What is asked: Below is a listing; reproduce each line of it exactly.

Listing:
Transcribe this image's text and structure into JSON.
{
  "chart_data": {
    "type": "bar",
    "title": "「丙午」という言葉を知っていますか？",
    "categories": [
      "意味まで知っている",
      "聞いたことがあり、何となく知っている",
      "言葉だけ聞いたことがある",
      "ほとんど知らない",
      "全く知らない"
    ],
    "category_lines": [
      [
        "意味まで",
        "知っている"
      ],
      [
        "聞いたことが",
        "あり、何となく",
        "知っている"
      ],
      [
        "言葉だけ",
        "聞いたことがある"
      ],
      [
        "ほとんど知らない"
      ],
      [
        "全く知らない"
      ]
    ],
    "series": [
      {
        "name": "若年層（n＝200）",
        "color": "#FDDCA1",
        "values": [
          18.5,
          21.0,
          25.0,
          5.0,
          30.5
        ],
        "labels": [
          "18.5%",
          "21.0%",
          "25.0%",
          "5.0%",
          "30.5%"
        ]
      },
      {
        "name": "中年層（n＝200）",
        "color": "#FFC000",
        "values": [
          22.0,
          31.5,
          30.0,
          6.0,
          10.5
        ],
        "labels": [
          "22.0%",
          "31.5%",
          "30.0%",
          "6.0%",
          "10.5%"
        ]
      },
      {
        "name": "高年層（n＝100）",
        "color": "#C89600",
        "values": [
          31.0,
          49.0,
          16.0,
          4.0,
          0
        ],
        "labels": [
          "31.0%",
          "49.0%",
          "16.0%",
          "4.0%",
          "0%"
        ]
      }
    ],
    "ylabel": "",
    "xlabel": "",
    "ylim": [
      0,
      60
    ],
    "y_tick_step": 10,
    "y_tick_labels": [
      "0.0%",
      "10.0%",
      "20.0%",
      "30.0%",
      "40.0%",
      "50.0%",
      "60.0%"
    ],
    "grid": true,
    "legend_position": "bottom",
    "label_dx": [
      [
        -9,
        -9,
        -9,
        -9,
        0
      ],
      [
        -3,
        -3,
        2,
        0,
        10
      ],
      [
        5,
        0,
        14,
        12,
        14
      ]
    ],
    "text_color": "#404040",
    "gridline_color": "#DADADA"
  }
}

Expected output:
Transcribe this image's text and structure into JSON.
{
  "chart_data": {
    "type": "bar",
    "title": "「丙午」という言葉を知っていますか？",
    "categories": [
      "意味まで知っている",
      "聞いたことがあり、何となく知っている",
      "言葉だけ聞いたことがある",
      "ほとんど知らない",
      "全く知らない"
    ],
    "category_lines": [
      [
        "意味まで",
        "知っている"
      ],
      [
        "聞いたことが",
        "あり、何となく",
        "知っている"
      ],
      [
        "言葉だけ",
        "聞いたことがある"
      ],
      [
        "ほとんど知らない"
      ],
      [
        "全く知らない"
      ]
    ],
    "series": [
      {
        "name": "若年層（n＝200）",
        "color": "#FDDCA1",
        "values": [
          18.5,
          21.0,
          25.0,
          5.0,
          30.5
        ],
        "labels": [
          "18.5%",
          "21.0%",
          "25.0%",
          "5.0%",
          "30.5%"
        ]
      },
      {
        "name": "中年層（n＝200）",
        "color": "#FFC000",
        "values": [
          22.0,
          31.5,
          30.0,
          6.0,
          10.5
        ],
        "labels": [
          "22.0%",
          "31.5%",
          "30.0%",
          "6.0%",
          "10.5%"
        ]
      },
      {
        "name": "高年層（n＝100）",
        "color": "#C89600",
        "values": [
          31.0,
          49.0,
          16.0,
          4.0,
          0
        ],
        "labels": [
          "31.0%",
          "49.0%",
          "16.0%",
          "4.0%",
          "0%"
        ]
      }
    ],
    "ylabel": "",
    "xlabel": "",
    "ylim": [
      0,
      60
    ],
    "y_tick_step": 10,
    "y_tick_labels": [
      "0.0%",
      "10.0%",
      "20.0%",
      "30.0%",
      "40.0%",
      "50.0%",
      "60.0%"
    ],
    "grid": true,
    "legend_position": "bottom",
    "label_dx": [
      [
        -9,
        -9,
        -9,
        -9,
        0
      ],
      [
        -3,
        -3,
        2,
        0,
        10
      ],
      [
        5,
        0,
        14,
        12,
        14
      ]
    ],
    "text_color": "#404040",
    "gridline_color": "#DADADA"
  }
}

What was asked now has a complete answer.